» Selection

..............................

Friday, August 15, 2014

Fearless Girls, Wise Women, and Beloved Sisters

Image from here

It's really quite difficult to make accurate generalizations about fairy tales. Although people do it all the time, they're usually using the most well-known collections of folk tales as their source (most often, Grimms' "Household Tales"). Yet the Grimm fairy tales in common knowledge are a collection of fairy tales brought to us by two brothers, which have undergone change after change due to editors, publishers, illustrators, and translators, which served to reinforce and enlarge differences in gender roles, and utilizing the tales as moral lessons for children. Most copies of Grimms' fairy tales is not a complete edition, so the editors have to choose which tales to pull and which illustrations to use (and much has been lost or changed in translation into English as well), and often these collections don't represent the full scope of the collection well. Maria Tatar even states that part of her purpose in creating The Annotated Brothers Grimm was to restore the gender imbalance present in most collections.

Yet there are so many other fairy tales that exist outside the Grimms' and other standard collections. Some tales, such as Cinderella, have hundreds of variants all over the world, while others remain known in only small pockets of the world; yet those tales are a significant part of that culture's history as well as a valid piece of folklore for consideration.

..............................

» To be done
[1] Answer these questions using the passage on fairy tales.
(a) Which collection do people most often use as their source when generalizing about fairy tales?
(b) According to the passage, what did Maria Tatar say was part of her purpose in creating The Annotated Brothers Grimm?
(c) Which tale does the passage give as having hundreds of variants all over the world?
[2] Carry on the passage on fairy tales from the point where it stops.

» Listing
..............................

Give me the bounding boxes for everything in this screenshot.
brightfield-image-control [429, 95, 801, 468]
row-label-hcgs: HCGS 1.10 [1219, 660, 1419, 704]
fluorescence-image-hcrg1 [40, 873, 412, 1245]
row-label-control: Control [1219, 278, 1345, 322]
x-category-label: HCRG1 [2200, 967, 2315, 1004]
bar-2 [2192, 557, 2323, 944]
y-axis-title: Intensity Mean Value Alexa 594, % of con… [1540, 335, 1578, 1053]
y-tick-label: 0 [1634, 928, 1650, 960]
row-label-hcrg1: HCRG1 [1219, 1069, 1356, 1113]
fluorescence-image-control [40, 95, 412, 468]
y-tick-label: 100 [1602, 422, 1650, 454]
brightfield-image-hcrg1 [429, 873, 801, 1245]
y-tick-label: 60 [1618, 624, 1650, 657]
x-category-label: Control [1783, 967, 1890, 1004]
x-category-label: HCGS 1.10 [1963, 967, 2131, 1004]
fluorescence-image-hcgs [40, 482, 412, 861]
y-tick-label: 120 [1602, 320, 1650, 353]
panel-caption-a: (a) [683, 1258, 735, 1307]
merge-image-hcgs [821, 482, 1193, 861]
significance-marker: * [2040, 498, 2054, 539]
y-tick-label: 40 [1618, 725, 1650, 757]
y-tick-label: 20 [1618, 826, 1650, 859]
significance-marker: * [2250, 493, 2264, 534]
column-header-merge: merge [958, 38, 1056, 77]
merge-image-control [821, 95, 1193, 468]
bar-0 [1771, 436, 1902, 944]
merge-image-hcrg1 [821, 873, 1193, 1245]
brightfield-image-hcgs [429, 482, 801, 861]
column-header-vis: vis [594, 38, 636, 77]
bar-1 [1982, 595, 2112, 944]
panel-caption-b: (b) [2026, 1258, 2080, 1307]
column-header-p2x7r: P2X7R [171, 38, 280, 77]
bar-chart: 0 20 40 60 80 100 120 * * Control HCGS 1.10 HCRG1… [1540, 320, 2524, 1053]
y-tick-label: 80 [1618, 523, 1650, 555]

..............................

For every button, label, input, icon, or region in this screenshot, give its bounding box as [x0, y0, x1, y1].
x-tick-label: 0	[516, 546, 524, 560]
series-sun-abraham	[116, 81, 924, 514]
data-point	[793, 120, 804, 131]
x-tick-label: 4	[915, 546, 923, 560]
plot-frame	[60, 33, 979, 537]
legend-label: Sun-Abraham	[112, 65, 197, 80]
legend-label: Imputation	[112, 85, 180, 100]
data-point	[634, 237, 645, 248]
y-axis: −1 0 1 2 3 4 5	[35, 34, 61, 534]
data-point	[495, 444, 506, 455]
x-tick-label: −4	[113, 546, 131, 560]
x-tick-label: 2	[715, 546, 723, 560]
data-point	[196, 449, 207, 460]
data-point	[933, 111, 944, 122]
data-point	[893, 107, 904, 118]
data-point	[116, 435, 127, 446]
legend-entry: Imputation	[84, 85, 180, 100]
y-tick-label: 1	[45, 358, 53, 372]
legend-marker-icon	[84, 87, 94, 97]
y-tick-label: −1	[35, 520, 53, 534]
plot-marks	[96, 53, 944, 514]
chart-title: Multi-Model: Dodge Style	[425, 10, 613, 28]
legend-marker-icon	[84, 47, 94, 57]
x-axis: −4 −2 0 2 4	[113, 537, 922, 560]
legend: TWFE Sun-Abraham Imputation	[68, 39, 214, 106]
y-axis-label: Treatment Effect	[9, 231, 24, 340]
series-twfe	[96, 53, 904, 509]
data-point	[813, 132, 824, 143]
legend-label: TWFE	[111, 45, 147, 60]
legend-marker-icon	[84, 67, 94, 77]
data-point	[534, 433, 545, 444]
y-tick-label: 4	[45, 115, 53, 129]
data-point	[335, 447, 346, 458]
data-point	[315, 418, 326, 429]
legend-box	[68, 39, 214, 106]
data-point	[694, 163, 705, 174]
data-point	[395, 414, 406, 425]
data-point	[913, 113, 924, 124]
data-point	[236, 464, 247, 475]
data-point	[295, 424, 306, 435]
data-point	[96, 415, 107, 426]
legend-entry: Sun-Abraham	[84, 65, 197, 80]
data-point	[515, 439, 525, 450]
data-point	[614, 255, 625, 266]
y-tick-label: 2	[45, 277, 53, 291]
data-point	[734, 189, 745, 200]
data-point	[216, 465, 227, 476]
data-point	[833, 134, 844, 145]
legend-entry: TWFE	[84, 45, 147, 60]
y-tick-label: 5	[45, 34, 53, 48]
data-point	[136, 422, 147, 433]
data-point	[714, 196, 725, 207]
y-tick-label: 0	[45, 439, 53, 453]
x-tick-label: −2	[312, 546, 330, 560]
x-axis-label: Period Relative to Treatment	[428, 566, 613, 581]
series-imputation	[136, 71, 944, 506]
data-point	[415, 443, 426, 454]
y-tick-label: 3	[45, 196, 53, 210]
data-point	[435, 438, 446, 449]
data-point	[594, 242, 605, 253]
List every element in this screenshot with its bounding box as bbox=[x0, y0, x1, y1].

..............................

» Response list
[1]
(a) Grimms' "Household Tales."
(b) To restore the gender imbalance present in most collections.
(c) Cinderella.

[2]
In 1998 Kathleen Ragan helped counter people's incorrect assumptions about fairy tales in general by putting together a collection featuring all strong, female protagonists, Fearless Girls, Wise Women, and Beloved Sisters. It's a great collection. Sometimes you go through a fairy tale book and turn to a tale you don't know and realize it's not really the best story and there's a reason it isn't well-known; yet this book seems to contain all hidden gems (from what I've read, I haven't read it straight through). Ragan also includes helpful notes at the end of each story.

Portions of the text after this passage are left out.